● PROBLEM TO WORK ON
Output the material exactly, but drop every image it holds.

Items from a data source
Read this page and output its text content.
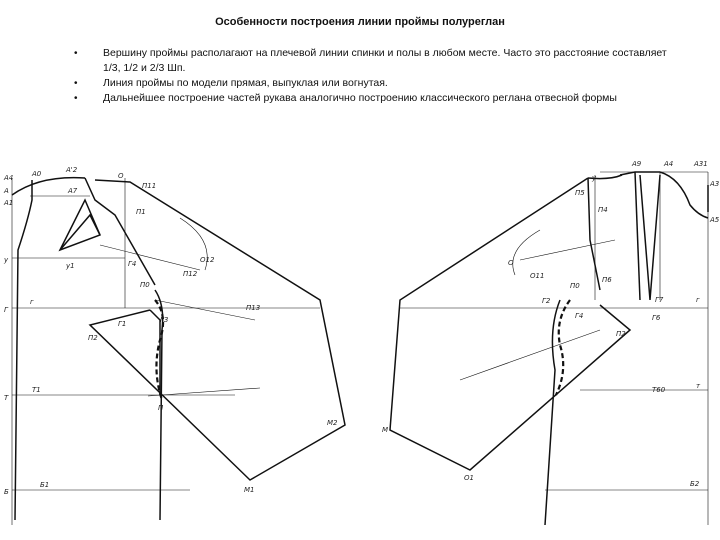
Особенности построения линии проймы полуреглан
• Вершину проймы располагают на плечевой линии спинки и полы в любом месте. Часто это расстояние составляет 1/3, 1/2 и 2/3 Шп.
• Линия проймы по модели прямая, выпуклая или вогнутая.
• Дальнейшее построение частей рукава аналогично построению классического реглана отвесной формы
А4
А
А1
А0	А'2
А7
у
у1
Г
г
Т
Т1
Б
Б1
О
П11
П1
О12
П12
Г4
П0
П13
Г1
П2
Г3
П
М2
М1
А9	А4	А31
А3
А5
у
П5
П4
О
О11
П0
П6
Г2	Г7	г
Г6
Г4
П2
Т60	т
М
О1
Б2
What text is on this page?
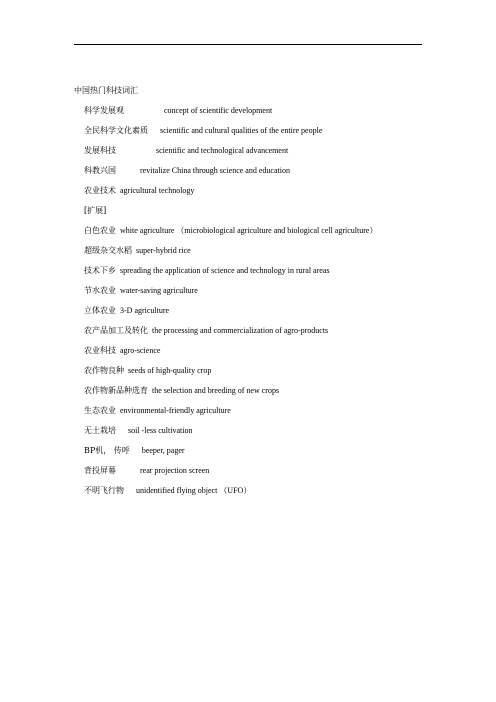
中国热门科技词汇
科学发展观	concept of scientific development
全民科学文化素质 scientific and cultural qualities of the entire people
发展科技	scientific and technological advancement
科教兴国	revitalize China through science and education
农业技术 agricultural technology
[扩展]
白色农业 white agriculture （microbiological agriculture and biological cell agriculture）
超级杂交水稻 super-hybrid rice
技术下乡 spreading the application of science and technology in rural areas
节水农业 water-saving agriculture
立体农业 3-D agriculture
农产品加工及转化 the processing and commercialization of agro-products
农业科技 agro-science
农作物良种 seeds of high-quality crop
农作物新品种选育 the selection and breeding of new crops
生态农业 environmental-friendly agriculture
无土栽培 soil -less cultivation
BP机， 传呼 beeper, pager
背投屏幕	rear projection screen
不明飞行物 unidentified flying object （UFO）
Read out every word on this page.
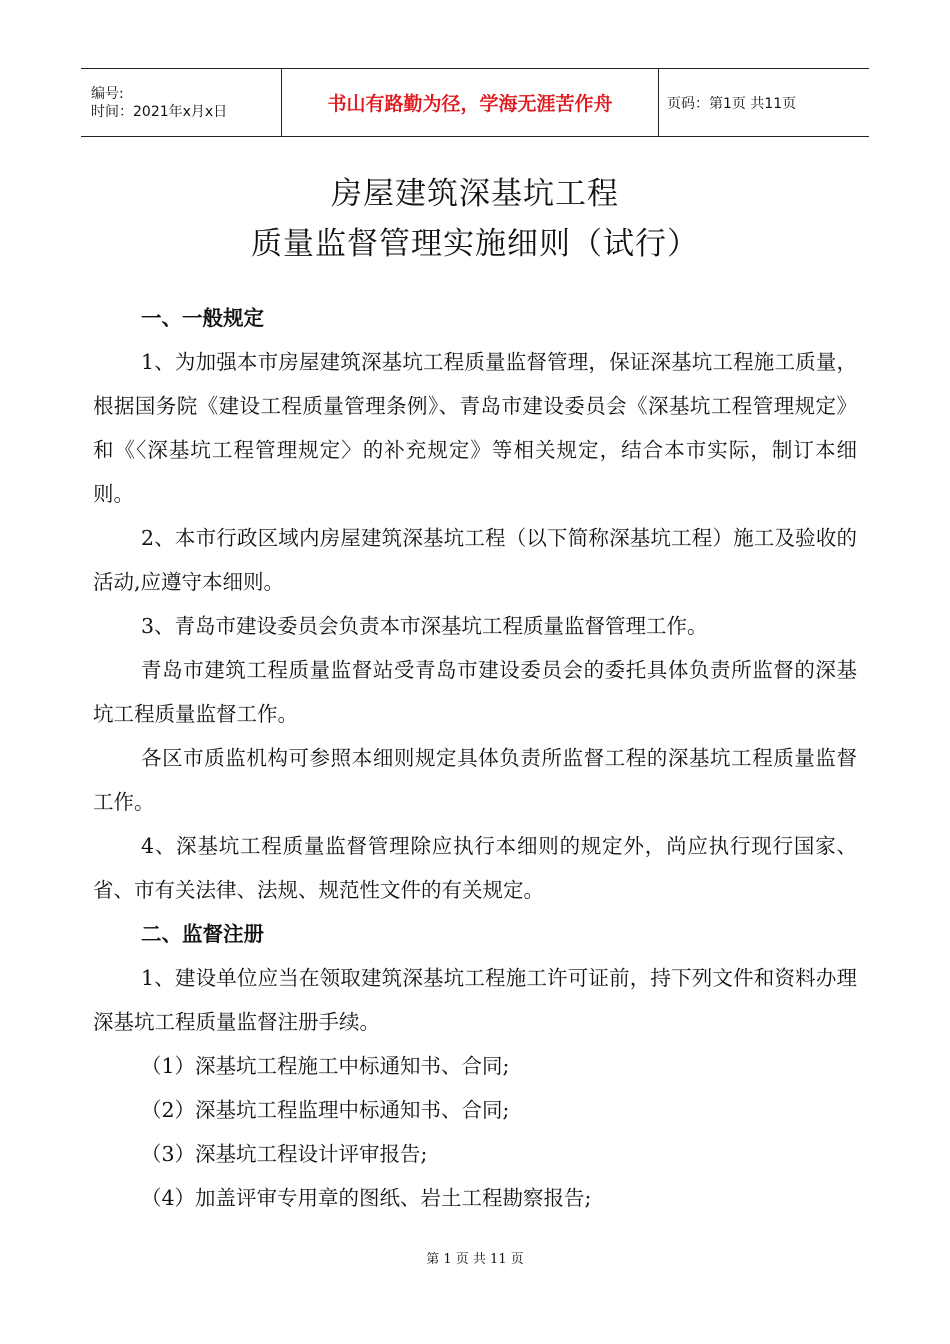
编号:
时间：2021年x月x日	书山有路勤为径，学海无涯苦作舟	页码：第1页 共11页
房屋建筑深基坑工程
质量监督管理实施细则（试行）

一、一般规定

1、为加强本市房屋建筑深基坑工程质量监督管理，保证深基坑工程施工质量，根据国务院《建设工程质量管理条例》、青岛市建设委员会《深基坑工程管理规定》和《〈深基坑工程管理规定〉的补充规定》等相关规定，结合本市实际，制订本细则。

2、本市行政区域内房屋建筑深基坑工程（以下简称深基坑工程）施工及验收的活动,应遵守本细则。

3、青岛市建设委员会负责本市深基坑工程质量监督管理工作。

青岛市建筑工程质量监督站受青岛市建设委员会的委托具体负责所监督的深基坑工程质量监督工作。

各区市质监机构可参照本细则规定具体负责所监督工程的深基坑工程质量监督工作。

4、深基坑工程质量监督管理除应执行本细则的规定外，尚应执行现行国家、省、市有关法律、法规、规范性文件的有关规定。

二、监督注册

1、建设单位应当在领取建筑深基坑工程施工许可证前，持下列文件和资料办理深基坑工程质量监督注册手续。

（1）深基坑工程施工中标通知书、合同;

（2）深基坑工程监理中标通知书、合同;

（3）深基坑工程设计评审报告;

（4）加盖评审专用章的图纸、岩土工程勘察报告;

第 1 页 共 11 页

● ANSWER FOR THE TASK
Read this page and output its text content.
Особенности построения линии проймы полуреглан
• Вершину проймы располагают на плечевой линии спинки и полы в любом месте. Часто это расстояние составляет 1/3, 1/2 и 2/3 Шп.
• Линия проймы по модели прямая, выпуклая или вогнутая.
• Дальнейшее построение частей рукава аналогично построению классического реглана отвесной формы
А4
А
А1
А0	А'2
А7
у
у1
Г
г
Т
Т1
Б
Б1
О
П11
П1
О12
П12
Г4
П0
П13
Г1
П2
Г3
П
М2
М1
А9	А4	А31
А3
А5
у
П5
П4
О
О11
П0
П6
Г2	Г7	г
Г6
Г4
П2
Т60	т
М
О1
Б2
What text is on this page?
中国热门科技词汇
科学发展观	concept of scientific development
全民科学文化素质 scientific and cultural qualities of the entire people
发展科技	scientific and technological advancement
科教兴国	revitalize China through science and education
农业技术 agricultural technology
[扩展]
白色农业 white agriculture （microbiological agriculture and biological cell agriculture）
超级杂交水稻 super-hybrid rice
技术下乡 spreading the application of science and technology in rural areas
节水农业 water-saving agriculture
立体农业 3-D agriculture
农产品加工及转化 the processing and commercialization of agro-products
农业科技 agro-science
农作物良种 seeds of high-quality crop
农作物新品种选育 the selection and breeding of new crops
生态农业 environmental-friendly agriculture
无土栽培 soil -less cultivation
BP机， 传呼 beeper, pager
背投屏幕	rear projection screen
不明飞行物 unidentified flying object （UFO）
Read out every word on this page.
编号:
时间：2021年x月x日	书山有路勤为径，学海无涯苦作舟	页码：第1页 共11页
房屋建筑深基坑工程
质量监督管理实施细则（试行）

一、一般规定

1、为加强本市房屋建筑深基坑工程质量监督管理，保证深基坑工程施工质量，根据国务院《建设工程质量管理条例》、青岛市建设委员会《深基坑工程管理规定》和《〈深基坑工程管理规定〉的补充规定》等相关规定，结合本市实际，制订本细则。

2、本市行政区域内房屋建筑深基坑工程（以下简称深基坑工程）施工及验收的活动,应遵守本细则。

3、青岛市建设委员会负责本市深基坑工程质量监督管理工作。

青岛市建筑工程质量监督站受青岛市建设委员会的委托具体负责所监督的深基坑工程质量监督工作。

各区市质监机构可参照本细则规定具体负责所监督工程的深基坑工程质量监督工作。

4、深基坑工程质量监督管理除应执行本细则的规定外，尚应执行现行国家、省、市有关法律、法规、规范性文件的有关规定。

二、监督注册

1、建设单位应当在领取建筑深基坑工程施工许可证前，持下列文件和资料办理深基坑工程质量监督注册手续。

（1）深基坑工程施工中标通知书、合同;

（2）深基坑工程监理中标通知书、合同;

（3）深基坑工程设计评审报告;

（4）加盖评审专用章的图纸、岩土工程勘察报告;

第 1 页 共 11 页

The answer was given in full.